===== RECORDS PROVIDED =====

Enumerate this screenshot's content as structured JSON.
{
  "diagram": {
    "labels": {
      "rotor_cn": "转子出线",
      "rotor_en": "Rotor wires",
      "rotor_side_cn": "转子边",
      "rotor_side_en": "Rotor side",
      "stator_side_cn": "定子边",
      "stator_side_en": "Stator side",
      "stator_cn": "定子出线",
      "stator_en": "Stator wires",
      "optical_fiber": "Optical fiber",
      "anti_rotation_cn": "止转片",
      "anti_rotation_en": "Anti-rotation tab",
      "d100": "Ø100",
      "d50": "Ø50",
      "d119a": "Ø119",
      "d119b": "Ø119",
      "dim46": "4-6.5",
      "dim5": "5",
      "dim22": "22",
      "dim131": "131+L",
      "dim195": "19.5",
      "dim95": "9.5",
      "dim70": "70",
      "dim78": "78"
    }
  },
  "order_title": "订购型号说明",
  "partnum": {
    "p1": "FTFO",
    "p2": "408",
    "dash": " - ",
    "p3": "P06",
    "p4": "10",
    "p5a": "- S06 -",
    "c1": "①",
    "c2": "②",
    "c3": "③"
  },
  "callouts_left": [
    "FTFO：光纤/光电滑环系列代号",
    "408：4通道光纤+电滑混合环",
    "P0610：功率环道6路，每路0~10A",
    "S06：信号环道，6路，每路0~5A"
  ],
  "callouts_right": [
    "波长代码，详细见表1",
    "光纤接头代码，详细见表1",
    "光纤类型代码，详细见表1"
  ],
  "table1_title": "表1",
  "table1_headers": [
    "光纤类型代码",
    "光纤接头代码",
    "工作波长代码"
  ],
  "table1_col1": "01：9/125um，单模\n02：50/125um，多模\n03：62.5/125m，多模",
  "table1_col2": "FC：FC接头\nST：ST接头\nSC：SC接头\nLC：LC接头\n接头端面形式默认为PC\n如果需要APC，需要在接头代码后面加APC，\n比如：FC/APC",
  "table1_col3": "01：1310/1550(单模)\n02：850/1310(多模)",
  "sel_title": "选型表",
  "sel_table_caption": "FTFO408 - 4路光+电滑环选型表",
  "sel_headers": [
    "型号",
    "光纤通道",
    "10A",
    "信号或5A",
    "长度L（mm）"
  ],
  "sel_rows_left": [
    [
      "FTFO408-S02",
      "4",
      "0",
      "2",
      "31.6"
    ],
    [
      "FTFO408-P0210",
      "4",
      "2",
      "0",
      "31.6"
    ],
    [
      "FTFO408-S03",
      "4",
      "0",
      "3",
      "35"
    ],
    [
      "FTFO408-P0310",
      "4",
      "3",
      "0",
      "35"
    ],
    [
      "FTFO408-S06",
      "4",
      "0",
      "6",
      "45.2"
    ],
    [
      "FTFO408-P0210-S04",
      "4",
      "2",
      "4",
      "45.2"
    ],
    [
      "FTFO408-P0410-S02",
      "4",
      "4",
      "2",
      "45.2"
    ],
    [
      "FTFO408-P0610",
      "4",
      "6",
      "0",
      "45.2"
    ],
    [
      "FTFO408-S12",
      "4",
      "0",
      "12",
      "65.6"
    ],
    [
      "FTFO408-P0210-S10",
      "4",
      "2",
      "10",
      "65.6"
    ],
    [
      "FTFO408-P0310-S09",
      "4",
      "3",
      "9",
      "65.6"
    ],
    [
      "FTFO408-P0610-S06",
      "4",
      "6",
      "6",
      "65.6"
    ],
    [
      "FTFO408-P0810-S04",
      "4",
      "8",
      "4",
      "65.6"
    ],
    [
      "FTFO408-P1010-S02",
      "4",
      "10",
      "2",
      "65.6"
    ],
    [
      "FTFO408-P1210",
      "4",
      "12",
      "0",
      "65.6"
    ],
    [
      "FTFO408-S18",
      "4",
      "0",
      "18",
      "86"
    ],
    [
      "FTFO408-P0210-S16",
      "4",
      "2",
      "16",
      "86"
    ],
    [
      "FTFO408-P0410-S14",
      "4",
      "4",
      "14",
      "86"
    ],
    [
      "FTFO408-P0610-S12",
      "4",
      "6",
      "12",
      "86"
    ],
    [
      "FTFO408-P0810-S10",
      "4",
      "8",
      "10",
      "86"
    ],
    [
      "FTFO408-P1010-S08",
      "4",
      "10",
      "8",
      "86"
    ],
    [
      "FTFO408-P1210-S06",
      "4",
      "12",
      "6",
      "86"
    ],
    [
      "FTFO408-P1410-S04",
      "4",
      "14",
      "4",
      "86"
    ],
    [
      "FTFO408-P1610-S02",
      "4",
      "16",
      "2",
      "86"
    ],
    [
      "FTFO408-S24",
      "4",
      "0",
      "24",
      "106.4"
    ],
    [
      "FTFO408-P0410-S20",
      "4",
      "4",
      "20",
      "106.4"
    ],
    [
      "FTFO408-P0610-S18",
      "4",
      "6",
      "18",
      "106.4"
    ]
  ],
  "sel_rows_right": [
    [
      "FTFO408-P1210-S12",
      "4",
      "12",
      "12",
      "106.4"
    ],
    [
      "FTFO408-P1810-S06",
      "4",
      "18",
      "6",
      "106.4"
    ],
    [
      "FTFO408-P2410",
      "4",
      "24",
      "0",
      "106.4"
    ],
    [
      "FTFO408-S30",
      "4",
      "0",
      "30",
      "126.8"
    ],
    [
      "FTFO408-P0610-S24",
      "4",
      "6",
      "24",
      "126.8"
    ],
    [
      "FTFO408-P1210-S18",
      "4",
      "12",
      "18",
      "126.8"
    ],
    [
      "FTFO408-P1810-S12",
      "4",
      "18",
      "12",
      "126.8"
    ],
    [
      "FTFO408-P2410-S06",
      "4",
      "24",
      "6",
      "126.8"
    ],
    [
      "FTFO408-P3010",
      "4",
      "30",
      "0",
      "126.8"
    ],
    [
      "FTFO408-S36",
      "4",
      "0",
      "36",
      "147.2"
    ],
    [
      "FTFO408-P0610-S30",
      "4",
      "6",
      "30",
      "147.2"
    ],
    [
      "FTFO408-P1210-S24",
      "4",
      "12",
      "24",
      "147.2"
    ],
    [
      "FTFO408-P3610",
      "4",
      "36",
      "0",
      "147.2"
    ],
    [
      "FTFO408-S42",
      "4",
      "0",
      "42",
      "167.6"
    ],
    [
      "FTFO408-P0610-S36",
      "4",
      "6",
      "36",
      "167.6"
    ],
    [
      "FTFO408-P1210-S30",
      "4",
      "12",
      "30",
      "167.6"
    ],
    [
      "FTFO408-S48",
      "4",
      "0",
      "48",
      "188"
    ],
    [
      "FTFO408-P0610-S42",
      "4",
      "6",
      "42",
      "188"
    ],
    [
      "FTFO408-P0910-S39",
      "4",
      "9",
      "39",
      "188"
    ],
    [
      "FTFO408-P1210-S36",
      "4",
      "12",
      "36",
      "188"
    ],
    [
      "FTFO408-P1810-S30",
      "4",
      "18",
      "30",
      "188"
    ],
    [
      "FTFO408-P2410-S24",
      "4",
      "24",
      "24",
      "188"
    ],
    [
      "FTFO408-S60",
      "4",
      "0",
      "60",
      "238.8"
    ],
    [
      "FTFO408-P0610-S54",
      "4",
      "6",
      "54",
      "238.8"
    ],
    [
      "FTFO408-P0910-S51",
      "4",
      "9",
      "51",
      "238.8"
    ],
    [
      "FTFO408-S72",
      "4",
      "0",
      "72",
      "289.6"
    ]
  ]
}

=====

## WHAT THE EXERCISE ASKS
Of all the lines above, how many contain "wires"? Give the number and nothing more.

## COMPLETED EXERCISE
2